INSTRUCTION ▸
Rescale the records from the line that has "Identify all the" through the line that has "square-f3[interactable]: ♘ —", giving only those lines again, requests included, with every bounding-box coordinate multiplied by 1.55 and rounded to a whole number, halves up. Leave the pictures out.

MATERIAL SUPPLIED ▸
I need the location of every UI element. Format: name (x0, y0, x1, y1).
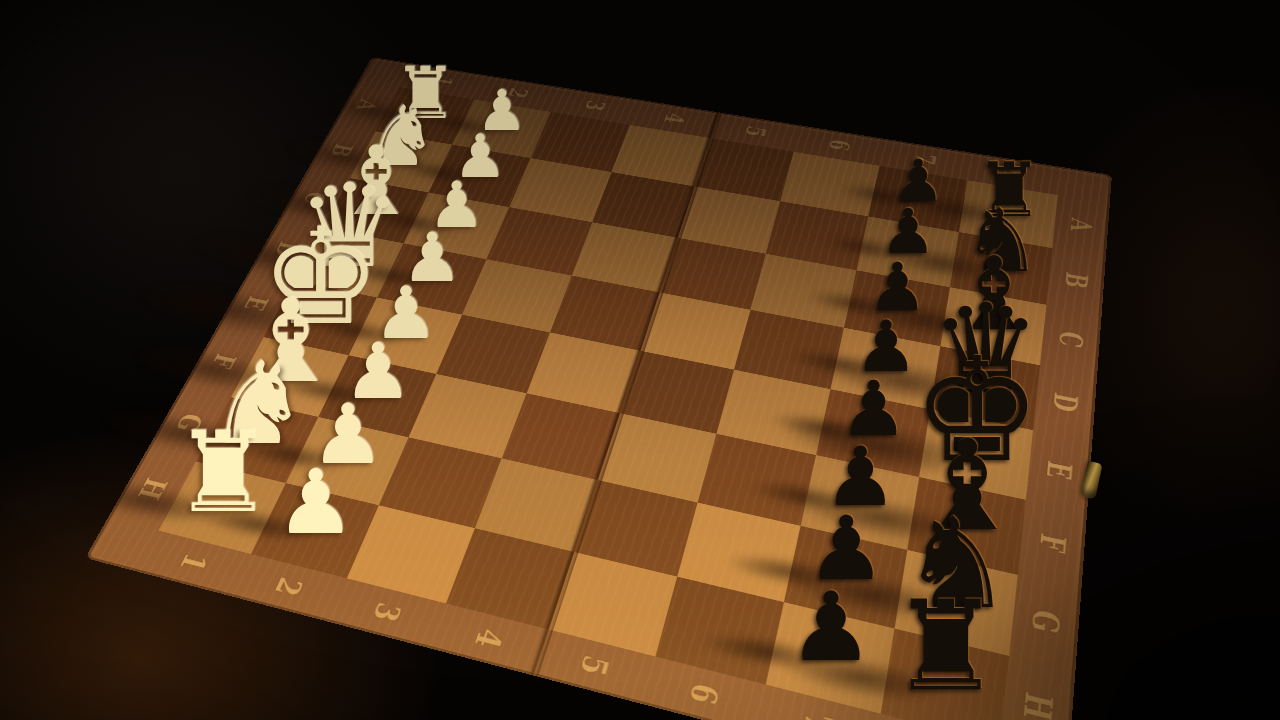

==

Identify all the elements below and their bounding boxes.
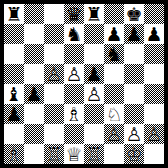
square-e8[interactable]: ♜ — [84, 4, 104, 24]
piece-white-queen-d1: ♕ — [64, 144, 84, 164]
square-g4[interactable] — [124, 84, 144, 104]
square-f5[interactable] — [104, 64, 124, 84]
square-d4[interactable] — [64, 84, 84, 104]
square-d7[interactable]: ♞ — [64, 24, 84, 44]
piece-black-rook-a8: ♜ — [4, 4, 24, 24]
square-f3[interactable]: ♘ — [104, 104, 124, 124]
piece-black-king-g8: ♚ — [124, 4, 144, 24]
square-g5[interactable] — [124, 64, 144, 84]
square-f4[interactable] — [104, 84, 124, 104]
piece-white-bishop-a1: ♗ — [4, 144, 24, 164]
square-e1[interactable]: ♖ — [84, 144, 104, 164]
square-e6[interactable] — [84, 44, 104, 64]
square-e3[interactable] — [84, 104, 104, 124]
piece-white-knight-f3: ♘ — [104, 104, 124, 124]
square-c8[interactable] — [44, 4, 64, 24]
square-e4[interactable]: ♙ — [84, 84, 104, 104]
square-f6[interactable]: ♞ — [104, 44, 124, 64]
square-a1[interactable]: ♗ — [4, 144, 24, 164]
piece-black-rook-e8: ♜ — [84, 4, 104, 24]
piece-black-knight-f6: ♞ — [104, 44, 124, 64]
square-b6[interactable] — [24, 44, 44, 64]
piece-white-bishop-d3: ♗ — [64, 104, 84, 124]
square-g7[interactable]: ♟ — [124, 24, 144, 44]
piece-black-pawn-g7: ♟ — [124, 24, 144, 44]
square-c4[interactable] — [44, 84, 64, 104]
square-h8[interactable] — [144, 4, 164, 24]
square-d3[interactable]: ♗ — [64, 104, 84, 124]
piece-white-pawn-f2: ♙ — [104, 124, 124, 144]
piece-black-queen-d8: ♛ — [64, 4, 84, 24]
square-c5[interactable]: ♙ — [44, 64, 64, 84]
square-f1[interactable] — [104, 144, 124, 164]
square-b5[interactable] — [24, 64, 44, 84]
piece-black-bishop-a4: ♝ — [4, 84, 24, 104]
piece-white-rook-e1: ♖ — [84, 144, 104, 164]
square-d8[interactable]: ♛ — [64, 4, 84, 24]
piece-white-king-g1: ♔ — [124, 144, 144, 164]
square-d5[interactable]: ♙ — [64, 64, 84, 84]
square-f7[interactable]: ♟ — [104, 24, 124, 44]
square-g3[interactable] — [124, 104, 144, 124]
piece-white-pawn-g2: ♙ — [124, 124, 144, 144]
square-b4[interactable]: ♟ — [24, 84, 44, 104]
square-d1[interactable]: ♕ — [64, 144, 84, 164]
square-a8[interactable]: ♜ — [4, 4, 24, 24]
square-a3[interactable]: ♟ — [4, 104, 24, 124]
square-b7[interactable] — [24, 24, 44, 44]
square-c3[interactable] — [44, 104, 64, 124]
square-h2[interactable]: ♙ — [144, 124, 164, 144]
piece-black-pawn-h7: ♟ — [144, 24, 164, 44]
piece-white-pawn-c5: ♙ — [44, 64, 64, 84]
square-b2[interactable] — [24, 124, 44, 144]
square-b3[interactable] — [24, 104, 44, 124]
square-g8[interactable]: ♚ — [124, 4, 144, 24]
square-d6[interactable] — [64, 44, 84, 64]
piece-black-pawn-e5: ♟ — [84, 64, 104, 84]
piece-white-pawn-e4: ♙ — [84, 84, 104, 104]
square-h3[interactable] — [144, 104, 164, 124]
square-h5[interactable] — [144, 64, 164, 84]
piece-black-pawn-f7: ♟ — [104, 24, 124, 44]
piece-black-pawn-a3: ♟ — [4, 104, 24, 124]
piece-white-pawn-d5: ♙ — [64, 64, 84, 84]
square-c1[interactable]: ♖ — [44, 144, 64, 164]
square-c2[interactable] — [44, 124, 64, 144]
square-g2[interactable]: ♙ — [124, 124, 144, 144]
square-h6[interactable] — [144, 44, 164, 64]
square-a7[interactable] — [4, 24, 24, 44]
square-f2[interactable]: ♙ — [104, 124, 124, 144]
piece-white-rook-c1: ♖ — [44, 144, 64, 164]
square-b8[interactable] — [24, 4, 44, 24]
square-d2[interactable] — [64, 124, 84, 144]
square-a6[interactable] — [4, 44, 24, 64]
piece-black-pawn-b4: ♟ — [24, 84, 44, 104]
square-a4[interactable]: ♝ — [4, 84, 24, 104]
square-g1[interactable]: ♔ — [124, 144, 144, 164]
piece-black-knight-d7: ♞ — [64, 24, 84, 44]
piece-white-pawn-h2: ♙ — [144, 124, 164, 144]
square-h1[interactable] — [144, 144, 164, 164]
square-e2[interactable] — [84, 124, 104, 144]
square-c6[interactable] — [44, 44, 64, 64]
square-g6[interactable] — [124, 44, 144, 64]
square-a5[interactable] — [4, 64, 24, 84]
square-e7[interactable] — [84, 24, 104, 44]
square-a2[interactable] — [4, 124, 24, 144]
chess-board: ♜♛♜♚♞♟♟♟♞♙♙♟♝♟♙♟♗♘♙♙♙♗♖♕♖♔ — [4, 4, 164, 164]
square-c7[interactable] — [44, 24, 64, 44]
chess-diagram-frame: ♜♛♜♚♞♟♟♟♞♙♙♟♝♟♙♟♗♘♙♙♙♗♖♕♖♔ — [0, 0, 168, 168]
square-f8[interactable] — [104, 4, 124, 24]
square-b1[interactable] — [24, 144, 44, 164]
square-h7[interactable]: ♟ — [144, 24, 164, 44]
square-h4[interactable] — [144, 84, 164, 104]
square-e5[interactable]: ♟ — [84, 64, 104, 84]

ANSWER ▸
Identify all the elements below and their bounding boxes.
square-e8[interactable]: ♜ — [130, 6, 161, 37]
piece-white-queen-d1: ♕ — [99, 223, 130, 254]
square-g4[interactable] — [192, 130, 223, 161]
square-f5[interactable] — [161, 99, 192, 130]
square-d4[interactable] — [99, 130, 130, 161]
square-d7[interactable]: ♞ — [99, 37, 130, 68]
piece-black-rook-a8: ♜ — [6, 6, 37, 37]
square-f3[interactable]: ♘ — [161, 161, 192, 192]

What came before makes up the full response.